** Instructions for the task **
Pick out every line in the data below that holds "content".

** Record extracts **
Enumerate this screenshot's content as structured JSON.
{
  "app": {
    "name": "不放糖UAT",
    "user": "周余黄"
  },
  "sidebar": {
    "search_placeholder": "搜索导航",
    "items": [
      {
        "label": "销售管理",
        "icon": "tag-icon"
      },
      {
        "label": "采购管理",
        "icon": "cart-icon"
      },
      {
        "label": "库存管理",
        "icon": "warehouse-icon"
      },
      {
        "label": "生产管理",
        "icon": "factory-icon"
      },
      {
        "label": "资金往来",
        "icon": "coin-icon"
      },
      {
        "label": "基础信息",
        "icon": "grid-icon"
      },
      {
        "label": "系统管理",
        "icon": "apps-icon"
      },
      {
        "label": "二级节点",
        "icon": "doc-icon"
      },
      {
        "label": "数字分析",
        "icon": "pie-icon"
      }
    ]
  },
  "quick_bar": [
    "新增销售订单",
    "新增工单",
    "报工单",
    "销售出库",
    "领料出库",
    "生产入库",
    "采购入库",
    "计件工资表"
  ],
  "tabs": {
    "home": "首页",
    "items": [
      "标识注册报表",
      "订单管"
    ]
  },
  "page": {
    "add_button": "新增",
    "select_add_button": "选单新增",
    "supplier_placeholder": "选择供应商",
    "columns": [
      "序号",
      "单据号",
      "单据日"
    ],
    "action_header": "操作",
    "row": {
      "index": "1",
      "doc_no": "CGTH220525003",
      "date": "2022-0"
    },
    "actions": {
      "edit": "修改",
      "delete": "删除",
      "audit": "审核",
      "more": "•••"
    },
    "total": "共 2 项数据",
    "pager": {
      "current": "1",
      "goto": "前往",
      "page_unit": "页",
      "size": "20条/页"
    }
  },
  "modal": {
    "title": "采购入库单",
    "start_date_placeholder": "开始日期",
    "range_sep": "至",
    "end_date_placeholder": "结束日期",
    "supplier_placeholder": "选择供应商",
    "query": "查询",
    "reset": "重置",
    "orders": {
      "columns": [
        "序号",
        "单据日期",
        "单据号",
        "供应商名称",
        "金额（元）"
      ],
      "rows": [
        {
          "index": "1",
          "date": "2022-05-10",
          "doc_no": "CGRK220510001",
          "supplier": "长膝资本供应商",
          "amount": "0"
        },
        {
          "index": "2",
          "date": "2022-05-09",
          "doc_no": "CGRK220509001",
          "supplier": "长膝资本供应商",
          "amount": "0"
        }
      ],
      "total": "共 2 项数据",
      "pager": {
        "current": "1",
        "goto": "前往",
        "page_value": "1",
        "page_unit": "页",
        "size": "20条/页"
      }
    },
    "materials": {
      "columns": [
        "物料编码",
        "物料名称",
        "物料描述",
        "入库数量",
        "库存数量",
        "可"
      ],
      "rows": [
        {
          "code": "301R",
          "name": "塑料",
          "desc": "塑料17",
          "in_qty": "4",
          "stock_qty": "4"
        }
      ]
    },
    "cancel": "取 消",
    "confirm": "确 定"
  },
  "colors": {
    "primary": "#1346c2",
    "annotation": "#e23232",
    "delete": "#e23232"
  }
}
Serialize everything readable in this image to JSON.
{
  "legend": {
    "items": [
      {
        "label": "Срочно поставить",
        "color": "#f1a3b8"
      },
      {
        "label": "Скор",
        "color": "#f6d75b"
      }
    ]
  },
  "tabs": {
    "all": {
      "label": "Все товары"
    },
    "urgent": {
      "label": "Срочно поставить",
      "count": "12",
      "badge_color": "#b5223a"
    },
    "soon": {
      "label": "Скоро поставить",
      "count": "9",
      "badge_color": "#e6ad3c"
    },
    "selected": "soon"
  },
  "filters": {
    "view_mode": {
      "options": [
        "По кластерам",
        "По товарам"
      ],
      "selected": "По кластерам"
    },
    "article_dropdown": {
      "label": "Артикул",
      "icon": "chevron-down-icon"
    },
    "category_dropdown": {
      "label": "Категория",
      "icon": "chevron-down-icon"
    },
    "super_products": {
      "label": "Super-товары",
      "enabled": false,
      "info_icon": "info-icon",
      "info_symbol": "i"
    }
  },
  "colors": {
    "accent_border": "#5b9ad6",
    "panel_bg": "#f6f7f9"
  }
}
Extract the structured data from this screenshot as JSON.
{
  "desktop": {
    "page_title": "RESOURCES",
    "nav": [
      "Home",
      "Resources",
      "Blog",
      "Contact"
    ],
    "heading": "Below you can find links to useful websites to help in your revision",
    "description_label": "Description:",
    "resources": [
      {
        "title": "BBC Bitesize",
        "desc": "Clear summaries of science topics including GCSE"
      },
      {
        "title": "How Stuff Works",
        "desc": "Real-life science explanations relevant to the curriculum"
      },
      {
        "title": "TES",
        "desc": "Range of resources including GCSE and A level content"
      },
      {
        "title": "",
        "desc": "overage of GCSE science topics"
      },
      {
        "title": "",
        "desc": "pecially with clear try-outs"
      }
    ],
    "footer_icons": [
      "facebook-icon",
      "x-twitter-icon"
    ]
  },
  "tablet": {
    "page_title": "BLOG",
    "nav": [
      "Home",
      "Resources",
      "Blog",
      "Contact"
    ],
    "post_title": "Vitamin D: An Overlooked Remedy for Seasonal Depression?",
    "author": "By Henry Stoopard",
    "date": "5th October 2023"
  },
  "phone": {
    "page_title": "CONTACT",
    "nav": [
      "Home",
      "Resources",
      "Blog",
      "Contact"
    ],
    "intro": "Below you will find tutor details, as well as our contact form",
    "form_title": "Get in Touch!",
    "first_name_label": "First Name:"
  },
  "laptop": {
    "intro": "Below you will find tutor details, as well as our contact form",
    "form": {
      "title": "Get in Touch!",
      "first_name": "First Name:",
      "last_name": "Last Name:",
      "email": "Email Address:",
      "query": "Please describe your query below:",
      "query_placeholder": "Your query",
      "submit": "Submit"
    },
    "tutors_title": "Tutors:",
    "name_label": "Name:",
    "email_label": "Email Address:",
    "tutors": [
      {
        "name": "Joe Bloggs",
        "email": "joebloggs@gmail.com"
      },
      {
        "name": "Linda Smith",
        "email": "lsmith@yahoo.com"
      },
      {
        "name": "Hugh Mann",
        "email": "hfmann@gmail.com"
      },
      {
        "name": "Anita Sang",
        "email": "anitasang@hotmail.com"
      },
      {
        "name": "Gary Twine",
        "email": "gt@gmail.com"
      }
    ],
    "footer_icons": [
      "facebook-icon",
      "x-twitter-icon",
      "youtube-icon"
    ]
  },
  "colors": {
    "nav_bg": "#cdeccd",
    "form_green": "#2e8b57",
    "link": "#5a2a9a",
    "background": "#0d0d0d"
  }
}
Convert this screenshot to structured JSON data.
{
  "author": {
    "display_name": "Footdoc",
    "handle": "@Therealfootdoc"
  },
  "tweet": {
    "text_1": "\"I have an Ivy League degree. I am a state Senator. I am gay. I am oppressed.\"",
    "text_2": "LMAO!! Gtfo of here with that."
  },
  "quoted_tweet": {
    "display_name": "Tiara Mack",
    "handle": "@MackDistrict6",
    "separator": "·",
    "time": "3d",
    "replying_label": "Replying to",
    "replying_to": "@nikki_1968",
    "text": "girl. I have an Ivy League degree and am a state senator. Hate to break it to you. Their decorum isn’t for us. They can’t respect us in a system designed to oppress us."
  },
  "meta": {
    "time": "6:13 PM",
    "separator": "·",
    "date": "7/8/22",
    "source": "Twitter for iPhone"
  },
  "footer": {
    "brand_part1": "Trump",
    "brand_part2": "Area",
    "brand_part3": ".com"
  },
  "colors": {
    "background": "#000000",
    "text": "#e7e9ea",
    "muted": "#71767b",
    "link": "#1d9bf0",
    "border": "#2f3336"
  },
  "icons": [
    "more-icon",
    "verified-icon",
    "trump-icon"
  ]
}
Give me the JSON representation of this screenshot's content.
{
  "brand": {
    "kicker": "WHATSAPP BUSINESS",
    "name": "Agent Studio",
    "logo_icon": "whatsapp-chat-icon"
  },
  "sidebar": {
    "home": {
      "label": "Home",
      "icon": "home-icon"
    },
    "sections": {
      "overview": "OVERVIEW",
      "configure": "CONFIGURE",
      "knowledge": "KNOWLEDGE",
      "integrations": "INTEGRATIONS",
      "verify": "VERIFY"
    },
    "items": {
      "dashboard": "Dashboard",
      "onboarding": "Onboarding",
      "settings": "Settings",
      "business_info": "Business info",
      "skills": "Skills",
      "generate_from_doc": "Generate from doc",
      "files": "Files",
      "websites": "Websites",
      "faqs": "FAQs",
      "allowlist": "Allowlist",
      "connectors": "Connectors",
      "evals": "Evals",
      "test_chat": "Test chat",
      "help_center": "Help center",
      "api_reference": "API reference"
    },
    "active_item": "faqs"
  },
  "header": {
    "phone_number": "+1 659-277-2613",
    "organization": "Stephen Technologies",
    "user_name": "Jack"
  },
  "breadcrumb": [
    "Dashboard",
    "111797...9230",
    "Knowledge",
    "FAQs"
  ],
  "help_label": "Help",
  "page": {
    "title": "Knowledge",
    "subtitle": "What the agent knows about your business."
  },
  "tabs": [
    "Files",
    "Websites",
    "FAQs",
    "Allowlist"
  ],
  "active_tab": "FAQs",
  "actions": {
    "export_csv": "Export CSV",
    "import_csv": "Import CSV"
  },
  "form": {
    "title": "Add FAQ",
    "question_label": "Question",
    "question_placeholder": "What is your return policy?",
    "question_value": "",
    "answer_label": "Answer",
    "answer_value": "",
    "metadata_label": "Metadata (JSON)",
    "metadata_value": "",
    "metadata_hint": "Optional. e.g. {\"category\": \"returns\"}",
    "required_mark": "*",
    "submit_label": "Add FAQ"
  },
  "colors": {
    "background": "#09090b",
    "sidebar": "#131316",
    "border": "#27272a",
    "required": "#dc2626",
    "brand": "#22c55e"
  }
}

** Exercise output **
Enumerate this screenshot's content as structured JSON.
        "desc": "Range of resources including GCSE and A level content"
Give me the JSON representation of this screenshot's content.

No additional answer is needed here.